Instruções:
1. No trecho sobre o Cidadania Marajó, qual é o valor total do investimento da parceria com a Universidade Federal do Pará?
2. Dê seguimento ao trecho sobre o Cidadania Marajó, começando depois da sua última frase.

Trecho selecionado:
====================

Segundo o Ministério dos Direitos Humanos, foram realizadas visitas ao território marajoara, com delegações do governo federal e das autoridades locais.

“As ações do Cidadania Marajó contam com apoio das forças de segurança federais, a exemplo da Polícia Federal [PF], da Polícia Rodoviária Federal [PRF], do Ministério da Defesa e da Secretaria de Segurança Pública e Defesa Social do Pará, no sentido de desarticular redes de exploração, abuso e violência sexual”, frisa.

O Ministério dos Direitos Humanos também destacou que fechou parceria com a Universidade Federal do Pará com investimento de R$ 1 milhão, sendo R$ 500 mil voltados ao Marajó, para implementação da Escola de Conselhos no Pará, que atenderá dezenas de conselheiros tutelares.

====================

Itens fornecidos:
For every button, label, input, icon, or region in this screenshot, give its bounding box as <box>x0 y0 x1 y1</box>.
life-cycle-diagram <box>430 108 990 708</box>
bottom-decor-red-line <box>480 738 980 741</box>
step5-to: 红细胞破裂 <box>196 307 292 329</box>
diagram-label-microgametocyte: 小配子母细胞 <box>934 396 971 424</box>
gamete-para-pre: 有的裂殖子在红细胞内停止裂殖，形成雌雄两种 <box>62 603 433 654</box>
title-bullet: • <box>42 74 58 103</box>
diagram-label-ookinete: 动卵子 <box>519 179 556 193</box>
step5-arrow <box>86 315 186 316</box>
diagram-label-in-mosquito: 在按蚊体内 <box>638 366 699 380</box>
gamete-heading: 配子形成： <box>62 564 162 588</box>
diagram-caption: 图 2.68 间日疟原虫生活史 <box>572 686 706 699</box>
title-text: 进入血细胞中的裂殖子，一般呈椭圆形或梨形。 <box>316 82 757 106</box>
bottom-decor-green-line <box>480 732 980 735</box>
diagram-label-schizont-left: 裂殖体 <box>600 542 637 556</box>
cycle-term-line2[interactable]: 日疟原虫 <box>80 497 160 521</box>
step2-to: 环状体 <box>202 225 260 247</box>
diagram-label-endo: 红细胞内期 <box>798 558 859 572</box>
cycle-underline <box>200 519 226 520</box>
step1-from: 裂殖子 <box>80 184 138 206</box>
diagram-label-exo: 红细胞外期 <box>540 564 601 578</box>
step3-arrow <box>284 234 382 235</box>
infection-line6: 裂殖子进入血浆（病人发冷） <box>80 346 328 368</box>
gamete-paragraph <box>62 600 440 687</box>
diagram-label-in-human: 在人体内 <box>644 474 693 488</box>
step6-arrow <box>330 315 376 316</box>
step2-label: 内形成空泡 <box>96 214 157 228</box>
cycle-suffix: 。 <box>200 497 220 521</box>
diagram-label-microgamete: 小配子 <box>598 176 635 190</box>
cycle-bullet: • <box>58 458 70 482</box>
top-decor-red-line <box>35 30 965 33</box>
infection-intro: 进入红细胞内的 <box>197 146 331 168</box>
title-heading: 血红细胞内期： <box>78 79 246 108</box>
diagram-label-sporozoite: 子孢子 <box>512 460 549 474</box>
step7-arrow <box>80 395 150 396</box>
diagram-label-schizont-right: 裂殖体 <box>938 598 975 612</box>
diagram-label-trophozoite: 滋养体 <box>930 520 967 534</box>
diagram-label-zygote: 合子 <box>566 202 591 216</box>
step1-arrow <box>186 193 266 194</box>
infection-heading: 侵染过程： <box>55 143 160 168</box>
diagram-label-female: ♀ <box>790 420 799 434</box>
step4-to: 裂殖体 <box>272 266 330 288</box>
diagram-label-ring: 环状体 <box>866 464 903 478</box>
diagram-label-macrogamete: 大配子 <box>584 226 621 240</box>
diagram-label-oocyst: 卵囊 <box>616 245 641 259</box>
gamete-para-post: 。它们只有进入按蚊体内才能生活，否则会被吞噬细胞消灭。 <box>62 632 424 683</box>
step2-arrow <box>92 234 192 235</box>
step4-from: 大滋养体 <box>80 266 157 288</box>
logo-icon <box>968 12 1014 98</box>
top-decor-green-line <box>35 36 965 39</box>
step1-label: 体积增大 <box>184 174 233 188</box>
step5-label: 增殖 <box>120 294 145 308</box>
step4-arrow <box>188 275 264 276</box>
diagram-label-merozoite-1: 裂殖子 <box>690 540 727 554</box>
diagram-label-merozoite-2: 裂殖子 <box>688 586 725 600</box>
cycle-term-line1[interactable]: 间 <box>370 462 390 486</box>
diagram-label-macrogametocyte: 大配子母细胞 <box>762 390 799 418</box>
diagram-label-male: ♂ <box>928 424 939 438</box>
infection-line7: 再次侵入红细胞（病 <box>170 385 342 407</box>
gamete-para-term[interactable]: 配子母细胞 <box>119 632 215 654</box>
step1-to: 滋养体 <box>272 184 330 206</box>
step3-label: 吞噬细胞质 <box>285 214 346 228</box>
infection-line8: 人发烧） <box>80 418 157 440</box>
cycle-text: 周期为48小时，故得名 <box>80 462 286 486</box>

====================

Respostas por tarefa:
1. R$ 1 milhão.

2.
Vídeo viral

A situação no Marajó ganhou projeção nacional, recentemente, após um vídeo circular nas redes sociais da cantora Aymeê Rocha, em um reality show evangélico. Na canção, a jovem fala sobre a exploração de crianças no arquipélago paraense.

“Enquanto isso no Marajó, o João desapareceu esperando os ceifeiros da grande seara”, diz um trecho da música. Depois da repercussão, vídeos de crianças em situação de vulnerabilidade social na Ilha do Marajó também começaram a ser compartilhados.